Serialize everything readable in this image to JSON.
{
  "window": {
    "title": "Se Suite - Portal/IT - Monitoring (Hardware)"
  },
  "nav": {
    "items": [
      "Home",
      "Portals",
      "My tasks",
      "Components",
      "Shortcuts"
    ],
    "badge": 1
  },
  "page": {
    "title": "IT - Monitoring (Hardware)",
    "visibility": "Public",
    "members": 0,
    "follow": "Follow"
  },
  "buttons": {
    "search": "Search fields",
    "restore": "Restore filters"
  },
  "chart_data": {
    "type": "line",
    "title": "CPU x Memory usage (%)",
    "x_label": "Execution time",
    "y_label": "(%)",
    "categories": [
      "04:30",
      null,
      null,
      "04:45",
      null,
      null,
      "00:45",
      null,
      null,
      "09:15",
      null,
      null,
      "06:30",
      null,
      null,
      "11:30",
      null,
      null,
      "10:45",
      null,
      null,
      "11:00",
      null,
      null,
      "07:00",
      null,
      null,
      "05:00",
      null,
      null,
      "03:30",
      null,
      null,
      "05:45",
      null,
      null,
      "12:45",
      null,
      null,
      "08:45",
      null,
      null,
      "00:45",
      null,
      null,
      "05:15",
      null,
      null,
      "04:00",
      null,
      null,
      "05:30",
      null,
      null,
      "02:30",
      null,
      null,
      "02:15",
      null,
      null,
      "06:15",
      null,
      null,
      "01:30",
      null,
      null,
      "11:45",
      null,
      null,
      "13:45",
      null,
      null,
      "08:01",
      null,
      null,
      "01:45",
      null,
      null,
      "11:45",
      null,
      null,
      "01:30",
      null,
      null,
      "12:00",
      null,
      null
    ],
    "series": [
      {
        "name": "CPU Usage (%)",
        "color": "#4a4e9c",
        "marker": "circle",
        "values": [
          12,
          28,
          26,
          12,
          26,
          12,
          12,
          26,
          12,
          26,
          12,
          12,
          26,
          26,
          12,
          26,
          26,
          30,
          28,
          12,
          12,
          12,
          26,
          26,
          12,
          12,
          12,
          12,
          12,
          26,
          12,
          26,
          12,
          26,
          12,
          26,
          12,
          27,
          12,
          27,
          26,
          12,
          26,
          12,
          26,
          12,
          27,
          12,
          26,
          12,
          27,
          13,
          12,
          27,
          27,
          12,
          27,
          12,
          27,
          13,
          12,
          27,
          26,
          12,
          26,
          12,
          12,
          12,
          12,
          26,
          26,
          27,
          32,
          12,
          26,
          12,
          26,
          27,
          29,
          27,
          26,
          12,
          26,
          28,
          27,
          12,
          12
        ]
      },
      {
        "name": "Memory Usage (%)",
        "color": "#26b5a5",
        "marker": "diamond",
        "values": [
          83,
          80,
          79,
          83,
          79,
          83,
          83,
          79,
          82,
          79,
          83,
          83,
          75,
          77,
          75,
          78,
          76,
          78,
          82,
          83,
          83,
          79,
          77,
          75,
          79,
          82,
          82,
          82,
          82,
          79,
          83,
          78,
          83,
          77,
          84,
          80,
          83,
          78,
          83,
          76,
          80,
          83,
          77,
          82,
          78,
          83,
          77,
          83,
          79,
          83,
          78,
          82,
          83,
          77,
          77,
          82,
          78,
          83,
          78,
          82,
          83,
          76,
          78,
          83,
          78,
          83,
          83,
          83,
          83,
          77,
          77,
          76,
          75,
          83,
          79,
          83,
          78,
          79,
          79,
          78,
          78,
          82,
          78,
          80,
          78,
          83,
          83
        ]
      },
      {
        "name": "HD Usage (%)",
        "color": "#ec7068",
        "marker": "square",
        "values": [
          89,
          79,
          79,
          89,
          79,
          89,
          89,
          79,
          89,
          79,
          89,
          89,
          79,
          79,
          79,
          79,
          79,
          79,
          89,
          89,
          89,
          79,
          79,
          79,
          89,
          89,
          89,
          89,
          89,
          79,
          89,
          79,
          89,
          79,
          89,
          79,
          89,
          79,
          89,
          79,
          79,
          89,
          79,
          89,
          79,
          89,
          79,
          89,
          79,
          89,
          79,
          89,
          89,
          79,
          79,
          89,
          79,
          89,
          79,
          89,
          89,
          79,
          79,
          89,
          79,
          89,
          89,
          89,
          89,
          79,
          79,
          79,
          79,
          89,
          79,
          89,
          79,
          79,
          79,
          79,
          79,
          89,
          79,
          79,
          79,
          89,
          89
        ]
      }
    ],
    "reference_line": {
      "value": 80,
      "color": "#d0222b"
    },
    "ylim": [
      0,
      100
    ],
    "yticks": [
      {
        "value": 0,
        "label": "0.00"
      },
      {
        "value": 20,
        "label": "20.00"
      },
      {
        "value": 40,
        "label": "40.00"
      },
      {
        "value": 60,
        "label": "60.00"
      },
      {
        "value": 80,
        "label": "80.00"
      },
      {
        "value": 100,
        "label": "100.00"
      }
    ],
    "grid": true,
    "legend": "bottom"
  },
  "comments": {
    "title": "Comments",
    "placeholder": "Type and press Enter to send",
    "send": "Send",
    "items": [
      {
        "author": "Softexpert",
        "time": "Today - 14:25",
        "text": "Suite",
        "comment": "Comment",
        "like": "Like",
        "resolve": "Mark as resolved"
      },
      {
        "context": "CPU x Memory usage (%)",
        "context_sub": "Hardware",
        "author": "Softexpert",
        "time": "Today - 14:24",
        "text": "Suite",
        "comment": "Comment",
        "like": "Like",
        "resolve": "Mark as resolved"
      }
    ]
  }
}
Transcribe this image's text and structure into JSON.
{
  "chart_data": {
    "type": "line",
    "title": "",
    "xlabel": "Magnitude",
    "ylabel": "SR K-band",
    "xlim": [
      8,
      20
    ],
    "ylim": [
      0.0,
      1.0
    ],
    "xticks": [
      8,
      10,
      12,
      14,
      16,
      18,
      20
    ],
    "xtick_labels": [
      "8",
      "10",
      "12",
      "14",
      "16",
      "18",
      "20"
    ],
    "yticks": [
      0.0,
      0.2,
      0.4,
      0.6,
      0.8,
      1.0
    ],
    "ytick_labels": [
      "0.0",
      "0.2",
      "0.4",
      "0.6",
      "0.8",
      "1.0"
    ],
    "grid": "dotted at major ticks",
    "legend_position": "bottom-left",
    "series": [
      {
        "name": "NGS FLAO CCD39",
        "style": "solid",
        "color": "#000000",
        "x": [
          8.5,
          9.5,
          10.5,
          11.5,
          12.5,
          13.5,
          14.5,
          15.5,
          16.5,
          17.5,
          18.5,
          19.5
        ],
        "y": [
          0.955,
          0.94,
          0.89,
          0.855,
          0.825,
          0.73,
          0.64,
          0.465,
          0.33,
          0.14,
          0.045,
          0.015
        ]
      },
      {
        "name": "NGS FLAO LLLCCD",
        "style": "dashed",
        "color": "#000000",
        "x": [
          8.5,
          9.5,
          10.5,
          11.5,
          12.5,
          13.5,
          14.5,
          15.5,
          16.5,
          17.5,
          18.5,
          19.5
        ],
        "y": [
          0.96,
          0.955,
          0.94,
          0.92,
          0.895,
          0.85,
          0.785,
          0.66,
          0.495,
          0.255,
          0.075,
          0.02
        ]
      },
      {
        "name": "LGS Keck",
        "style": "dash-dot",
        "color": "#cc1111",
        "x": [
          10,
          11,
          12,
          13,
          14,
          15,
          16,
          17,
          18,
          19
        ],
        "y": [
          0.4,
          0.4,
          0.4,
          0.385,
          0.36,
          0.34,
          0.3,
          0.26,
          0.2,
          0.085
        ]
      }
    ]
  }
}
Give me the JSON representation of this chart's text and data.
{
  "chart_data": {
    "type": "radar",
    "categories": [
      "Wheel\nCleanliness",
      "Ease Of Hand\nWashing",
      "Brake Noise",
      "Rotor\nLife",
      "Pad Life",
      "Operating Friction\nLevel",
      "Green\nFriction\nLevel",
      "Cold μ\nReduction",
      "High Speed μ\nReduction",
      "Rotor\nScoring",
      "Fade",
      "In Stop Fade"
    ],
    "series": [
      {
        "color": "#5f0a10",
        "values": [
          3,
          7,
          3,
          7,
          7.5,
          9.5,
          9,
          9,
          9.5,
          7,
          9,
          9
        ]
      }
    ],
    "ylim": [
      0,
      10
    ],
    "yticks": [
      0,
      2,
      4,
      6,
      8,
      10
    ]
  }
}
****************************************
STATED TASK - Extract each line holding the word "title" from the records.

COMPLETE OUTPUT -
    "title": "Se Suite - Portal/IT - Monitoring (Hardware)"
    "title": "IT - Monitoring (Hardware)",
    "title": "CPU x Memory usage (%)",
    "title": "Comments",
    "title": "",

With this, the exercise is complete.